Exercise:
Check each line of the listing, and copy it if it contains the word "六年级数学".

Stored records:
********
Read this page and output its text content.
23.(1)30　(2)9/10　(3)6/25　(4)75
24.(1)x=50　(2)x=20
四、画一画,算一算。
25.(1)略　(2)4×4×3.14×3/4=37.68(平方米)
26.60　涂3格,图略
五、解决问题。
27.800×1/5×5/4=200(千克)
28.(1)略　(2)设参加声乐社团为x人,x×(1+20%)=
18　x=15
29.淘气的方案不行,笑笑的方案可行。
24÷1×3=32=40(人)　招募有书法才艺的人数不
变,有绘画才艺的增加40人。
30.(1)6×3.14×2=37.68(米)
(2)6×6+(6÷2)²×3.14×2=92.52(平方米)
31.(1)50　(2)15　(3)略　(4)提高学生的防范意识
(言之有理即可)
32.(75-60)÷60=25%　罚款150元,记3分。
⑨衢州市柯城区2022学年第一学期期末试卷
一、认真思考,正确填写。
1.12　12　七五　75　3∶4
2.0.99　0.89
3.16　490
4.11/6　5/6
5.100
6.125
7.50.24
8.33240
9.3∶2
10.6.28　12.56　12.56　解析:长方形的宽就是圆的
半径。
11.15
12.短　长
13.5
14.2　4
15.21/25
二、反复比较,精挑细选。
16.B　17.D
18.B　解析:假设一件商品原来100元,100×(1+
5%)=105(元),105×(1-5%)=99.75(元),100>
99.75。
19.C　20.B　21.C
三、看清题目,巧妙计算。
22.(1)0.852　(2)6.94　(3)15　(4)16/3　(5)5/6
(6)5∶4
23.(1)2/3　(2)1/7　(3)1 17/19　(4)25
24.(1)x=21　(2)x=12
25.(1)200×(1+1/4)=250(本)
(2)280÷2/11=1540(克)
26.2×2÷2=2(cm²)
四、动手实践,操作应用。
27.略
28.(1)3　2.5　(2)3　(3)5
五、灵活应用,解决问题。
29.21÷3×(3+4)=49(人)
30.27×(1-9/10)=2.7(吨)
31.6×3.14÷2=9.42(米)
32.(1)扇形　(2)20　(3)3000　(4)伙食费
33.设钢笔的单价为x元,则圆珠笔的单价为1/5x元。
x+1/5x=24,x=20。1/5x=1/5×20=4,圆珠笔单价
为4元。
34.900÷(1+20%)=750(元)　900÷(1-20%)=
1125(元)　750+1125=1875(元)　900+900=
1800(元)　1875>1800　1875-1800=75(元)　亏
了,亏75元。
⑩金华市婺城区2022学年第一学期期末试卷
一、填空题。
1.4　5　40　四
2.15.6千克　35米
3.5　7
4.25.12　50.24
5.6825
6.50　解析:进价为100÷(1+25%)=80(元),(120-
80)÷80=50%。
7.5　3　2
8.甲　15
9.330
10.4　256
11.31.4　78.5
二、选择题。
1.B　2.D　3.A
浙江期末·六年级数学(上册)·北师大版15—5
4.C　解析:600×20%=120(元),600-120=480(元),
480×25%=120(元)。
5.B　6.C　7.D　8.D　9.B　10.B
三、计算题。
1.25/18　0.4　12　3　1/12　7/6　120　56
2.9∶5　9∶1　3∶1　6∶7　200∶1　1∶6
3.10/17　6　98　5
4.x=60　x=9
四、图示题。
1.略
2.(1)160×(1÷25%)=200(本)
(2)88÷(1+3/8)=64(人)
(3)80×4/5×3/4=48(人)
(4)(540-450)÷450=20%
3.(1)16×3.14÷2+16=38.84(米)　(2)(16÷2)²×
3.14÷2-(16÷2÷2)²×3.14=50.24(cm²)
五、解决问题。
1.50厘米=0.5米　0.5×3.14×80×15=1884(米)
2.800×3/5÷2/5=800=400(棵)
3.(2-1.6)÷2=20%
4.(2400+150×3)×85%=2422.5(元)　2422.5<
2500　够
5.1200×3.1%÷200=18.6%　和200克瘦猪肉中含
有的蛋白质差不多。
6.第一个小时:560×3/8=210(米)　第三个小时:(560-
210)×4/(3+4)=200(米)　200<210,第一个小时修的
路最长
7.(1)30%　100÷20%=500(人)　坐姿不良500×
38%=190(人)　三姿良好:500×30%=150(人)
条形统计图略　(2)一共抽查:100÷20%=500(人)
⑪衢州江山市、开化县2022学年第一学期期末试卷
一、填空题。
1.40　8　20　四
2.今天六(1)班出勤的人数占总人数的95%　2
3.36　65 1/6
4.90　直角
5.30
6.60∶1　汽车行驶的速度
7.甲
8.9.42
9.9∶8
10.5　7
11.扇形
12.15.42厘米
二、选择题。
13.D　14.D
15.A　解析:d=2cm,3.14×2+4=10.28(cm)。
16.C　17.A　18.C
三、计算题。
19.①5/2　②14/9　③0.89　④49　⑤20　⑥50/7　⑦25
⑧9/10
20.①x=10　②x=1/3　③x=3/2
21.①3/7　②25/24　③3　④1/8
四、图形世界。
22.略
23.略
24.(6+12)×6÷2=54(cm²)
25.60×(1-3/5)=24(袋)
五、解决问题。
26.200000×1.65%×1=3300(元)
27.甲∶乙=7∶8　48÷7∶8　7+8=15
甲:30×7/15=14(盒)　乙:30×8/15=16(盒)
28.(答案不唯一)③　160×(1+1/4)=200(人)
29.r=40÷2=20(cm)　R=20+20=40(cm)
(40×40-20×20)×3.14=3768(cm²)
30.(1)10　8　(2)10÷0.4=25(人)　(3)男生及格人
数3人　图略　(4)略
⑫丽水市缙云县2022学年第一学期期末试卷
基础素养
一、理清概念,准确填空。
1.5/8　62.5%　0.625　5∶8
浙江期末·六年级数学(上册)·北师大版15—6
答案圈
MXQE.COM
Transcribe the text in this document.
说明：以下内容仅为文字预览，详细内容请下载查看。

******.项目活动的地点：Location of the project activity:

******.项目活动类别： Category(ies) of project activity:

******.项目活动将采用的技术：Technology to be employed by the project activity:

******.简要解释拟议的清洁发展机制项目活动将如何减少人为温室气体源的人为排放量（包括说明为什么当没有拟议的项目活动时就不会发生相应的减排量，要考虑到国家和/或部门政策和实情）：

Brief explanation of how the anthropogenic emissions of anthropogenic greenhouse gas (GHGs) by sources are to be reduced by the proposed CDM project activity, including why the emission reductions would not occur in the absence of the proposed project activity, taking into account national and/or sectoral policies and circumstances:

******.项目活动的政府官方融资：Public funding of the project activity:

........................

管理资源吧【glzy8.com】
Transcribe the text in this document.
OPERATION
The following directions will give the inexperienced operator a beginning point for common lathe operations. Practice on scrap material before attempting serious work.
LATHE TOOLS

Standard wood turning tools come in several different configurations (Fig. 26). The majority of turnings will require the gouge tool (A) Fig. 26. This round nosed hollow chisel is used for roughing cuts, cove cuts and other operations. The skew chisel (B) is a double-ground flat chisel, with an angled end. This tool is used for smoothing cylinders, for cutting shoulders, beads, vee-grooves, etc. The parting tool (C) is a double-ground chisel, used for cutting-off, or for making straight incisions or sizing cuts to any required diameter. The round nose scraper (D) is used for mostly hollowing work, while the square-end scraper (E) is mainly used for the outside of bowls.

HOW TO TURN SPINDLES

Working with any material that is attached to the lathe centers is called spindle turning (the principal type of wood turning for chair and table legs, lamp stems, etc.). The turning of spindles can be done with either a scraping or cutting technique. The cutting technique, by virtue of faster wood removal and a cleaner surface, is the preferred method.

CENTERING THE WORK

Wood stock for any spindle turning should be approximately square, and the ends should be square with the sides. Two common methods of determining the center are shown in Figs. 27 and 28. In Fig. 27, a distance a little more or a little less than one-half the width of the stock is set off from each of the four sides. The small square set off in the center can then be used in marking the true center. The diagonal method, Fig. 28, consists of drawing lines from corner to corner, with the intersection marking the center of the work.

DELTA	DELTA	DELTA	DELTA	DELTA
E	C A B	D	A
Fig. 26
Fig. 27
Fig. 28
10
********
Task result:
浙江期末·六年级数学(上册)·北师大版15—5
浙江期末·六年级数学(上册)·北师大版15—6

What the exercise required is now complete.